• [What to do]: Output nothing but the number of lines that include the word "vindas".

§

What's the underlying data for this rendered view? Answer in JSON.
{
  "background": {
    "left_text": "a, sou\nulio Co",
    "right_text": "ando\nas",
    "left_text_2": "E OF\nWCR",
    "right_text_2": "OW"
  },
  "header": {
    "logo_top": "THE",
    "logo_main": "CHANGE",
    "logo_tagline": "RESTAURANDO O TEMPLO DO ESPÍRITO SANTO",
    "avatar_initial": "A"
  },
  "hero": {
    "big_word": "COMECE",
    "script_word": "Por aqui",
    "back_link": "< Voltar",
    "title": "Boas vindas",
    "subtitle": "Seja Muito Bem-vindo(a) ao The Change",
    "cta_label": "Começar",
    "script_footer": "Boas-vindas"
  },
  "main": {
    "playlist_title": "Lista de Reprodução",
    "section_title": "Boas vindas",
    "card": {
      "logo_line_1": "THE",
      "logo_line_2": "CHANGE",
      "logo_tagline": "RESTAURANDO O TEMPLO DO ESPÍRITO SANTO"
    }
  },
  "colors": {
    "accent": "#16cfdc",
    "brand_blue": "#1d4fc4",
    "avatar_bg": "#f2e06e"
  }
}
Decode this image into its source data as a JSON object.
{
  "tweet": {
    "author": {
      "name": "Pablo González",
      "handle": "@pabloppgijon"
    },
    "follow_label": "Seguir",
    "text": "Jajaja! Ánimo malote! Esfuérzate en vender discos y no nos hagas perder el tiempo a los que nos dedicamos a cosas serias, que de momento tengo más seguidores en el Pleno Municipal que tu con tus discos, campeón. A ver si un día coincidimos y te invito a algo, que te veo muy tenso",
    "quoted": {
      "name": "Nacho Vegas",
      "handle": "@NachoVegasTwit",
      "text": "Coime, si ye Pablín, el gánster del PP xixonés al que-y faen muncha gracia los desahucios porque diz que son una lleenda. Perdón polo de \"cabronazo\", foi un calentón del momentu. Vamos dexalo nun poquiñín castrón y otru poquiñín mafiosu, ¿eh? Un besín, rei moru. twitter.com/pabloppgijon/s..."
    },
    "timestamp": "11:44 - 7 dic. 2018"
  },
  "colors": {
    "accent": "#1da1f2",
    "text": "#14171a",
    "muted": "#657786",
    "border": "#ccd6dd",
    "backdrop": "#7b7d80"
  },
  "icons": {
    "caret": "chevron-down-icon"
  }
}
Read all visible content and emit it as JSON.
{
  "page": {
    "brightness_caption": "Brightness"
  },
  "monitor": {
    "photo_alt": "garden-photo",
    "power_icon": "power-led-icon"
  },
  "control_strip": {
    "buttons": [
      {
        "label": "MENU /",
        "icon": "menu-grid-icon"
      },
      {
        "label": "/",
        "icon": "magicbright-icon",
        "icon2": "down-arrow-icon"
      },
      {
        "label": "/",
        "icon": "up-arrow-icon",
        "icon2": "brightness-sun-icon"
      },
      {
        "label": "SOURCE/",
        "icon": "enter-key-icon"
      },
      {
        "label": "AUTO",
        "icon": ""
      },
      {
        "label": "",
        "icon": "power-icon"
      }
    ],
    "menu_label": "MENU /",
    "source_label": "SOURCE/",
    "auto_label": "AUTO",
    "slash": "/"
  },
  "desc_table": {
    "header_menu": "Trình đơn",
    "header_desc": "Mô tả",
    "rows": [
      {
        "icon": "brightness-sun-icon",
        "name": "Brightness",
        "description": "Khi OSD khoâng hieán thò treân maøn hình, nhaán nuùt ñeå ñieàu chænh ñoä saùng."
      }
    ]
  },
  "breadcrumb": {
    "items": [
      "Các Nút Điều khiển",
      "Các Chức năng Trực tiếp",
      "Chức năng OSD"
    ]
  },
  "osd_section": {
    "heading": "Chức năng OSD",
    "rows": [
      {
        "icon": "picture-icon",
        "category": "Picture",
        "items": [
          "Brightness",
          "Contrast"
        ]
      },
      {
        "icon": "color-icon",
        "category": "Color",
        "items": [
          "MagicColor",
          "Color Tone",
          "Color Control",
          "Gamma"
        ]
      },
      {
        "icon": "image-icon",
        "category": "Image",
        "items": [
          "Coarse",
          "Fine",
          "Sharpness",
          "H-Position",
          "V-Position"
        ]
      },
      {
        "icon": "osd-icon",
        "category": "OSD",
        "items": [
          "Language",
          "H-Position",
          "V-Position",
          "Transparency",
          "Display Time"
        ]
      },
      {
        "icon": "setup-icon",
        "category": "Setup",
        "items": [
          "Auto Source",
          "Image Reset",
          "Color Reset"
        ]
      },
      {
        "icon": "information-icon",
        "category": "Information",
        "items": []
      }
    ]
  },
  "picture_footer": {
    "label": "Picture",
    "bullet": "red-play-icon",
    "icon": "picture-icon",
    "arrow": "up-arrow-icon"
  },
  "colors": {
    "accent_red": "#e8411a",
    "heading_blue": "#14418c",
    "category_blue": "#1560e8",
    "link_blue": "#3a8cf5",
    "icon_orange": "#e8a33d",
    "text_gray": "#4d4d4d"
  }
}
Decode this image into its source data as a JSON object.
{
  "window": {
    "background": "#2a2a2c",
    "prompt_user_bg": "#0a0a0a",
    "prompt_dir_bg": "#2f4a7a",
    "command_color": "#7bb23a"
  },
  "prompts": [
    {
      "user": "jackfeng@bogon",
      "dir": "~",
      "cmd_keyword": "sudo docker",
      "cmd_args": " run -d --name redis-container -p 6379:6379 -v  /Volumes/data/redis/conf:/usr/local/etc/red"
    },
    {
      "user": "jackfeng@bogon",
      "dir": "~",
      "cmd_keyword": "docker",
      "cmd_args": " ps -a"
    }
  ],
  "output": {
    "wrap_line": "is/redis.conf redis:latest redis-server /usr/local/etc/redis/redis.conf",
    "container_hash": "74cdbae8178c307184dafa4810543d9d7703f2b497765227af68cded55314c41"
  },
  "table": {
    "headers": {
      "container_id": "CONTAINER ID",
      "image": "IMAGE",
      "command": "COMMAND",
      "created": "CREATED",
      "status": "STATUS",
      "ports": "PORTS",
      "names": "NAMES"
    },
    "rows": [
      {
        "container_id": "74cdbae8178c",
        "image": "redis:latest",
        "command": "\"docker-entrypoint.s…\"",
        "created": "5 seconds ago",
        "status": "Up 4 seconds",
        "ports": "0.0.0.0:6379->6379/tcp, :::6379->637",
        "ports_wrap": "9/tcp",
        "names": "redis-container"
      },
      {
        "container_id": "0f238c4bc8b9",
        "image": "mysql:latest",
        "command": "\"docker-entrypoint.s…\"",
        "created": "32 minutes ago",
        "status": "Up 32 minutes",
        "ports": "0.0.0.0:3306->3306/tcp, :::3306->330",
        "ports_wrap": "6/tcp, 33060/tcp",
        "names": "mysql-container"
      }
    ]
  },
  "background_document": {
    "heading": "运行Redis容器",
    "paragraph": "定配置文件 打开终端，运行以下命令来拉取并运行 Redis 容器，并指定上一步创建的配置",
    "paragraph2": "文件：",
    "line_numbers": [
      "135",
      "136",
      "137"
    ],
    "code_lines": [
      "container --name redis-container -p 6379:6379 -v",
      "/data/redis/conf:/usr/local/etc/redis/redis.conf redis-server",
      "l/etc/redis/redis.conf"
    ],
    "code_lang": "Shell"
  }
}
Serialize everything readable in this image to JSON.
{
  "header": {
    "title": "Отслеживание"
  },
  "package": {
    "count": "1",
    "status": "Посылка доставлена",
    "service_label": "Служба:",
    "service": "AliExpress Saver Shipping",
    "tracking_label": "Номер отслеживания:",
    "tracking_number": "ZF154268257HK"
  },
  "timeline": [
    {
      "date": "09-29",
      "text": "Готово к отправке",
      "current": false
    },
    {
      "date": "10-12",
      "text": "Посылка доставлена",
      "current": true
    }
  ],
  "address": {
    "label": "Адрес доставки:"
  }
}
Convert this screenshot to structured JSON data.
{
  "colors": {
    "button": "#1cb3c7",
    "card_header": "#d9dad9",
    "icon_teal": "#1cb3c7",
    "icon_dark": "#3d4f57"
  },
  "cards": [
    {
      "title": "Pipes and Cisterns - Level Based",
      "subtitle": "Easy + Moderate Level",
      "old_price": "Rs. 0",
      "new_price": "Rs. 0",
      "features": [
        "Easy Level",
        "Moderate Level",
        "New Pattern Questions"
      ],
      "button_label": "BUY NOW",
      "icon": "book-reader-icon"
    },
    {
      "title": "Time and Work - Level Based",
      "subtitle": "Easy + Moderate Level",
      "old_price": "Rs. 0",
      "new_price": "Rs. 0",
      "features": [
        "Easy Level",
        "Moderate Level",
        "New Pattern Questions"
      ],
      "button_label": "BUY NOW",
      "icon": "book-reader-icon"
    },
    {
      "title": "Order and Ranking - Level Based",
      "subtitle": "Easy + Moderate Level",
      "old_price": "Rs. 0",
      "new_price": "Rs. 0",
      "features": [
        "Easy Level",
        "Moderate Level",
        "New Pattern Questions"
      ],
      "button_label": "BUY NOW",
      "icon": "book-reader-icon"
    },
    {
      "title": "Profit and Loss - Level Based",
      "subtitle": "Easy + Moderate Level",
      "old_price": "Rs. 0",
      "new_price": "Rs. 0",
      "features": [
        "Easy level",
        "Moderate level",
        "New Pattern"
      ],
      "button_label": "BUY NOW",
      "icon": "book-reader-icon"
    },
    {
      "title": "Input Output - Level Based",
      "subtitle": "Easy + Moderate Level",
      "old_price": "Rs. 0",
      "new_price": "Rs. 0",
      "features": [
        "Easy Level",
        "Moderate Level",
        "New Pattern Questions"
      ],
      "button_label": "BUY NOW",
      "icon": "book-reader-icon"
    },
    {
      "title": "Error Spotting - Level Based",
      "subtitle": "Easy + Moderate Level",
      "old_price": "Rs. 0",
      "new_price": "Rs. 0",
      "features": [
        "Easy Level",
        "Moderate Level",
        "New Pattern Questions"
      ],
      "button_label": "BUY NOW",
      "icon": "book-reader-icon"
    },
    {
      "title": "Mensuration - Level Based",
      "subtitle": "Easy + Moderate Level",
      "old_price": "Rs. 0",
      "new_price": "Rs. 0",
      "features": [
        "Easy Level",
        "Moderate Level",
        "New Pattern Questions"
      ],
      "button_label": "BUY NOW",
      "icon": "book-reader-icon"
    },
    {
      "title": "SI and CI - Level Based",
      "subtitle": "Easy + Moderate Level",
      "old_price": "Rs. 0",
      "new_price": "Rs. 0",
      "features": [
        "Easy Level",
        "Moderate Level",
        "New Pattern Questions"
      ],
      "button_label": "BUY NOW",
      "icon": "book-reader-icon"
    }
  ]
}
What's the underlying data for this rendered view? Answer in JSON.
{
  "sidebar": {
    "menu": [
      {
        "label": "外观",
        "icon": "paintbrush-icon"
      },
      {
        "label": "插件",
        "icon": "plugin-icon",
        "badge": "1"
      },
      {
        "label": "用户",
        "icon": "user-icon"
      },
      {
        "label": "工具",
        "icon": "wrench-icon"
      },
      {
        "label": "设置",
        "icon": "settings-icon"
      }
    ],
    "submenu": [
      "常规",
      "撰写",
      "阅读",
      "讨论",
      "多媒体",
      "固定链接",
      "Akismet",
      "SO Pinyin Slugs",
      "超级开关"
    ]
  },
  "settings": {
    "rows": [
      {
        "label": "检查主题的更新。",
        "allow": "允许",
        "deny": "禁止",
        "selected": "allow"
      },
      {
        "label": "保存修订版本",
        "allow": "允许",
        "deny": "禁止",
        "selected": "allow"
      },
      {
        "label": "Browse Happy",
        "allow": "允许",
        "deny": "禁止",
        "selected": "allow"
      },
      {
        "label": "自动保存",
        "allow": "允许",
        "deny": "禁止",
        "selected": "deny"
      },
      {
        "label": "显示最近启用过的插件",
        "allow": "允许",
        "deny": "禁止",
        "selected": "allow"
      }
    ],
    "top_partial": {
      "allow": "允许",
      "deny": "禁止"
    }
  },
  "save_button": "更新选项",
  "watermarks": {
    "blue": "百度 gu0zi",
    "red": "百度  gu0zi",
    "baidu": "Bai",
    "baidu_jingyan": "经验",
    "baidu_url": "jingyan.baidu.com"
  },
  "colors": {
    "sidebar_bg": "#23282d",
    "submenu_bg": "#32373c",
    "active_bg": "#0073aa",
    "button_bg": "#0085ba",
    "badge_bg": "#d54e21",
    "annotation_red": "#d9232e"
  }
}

§

• [Response to the exercise]: 3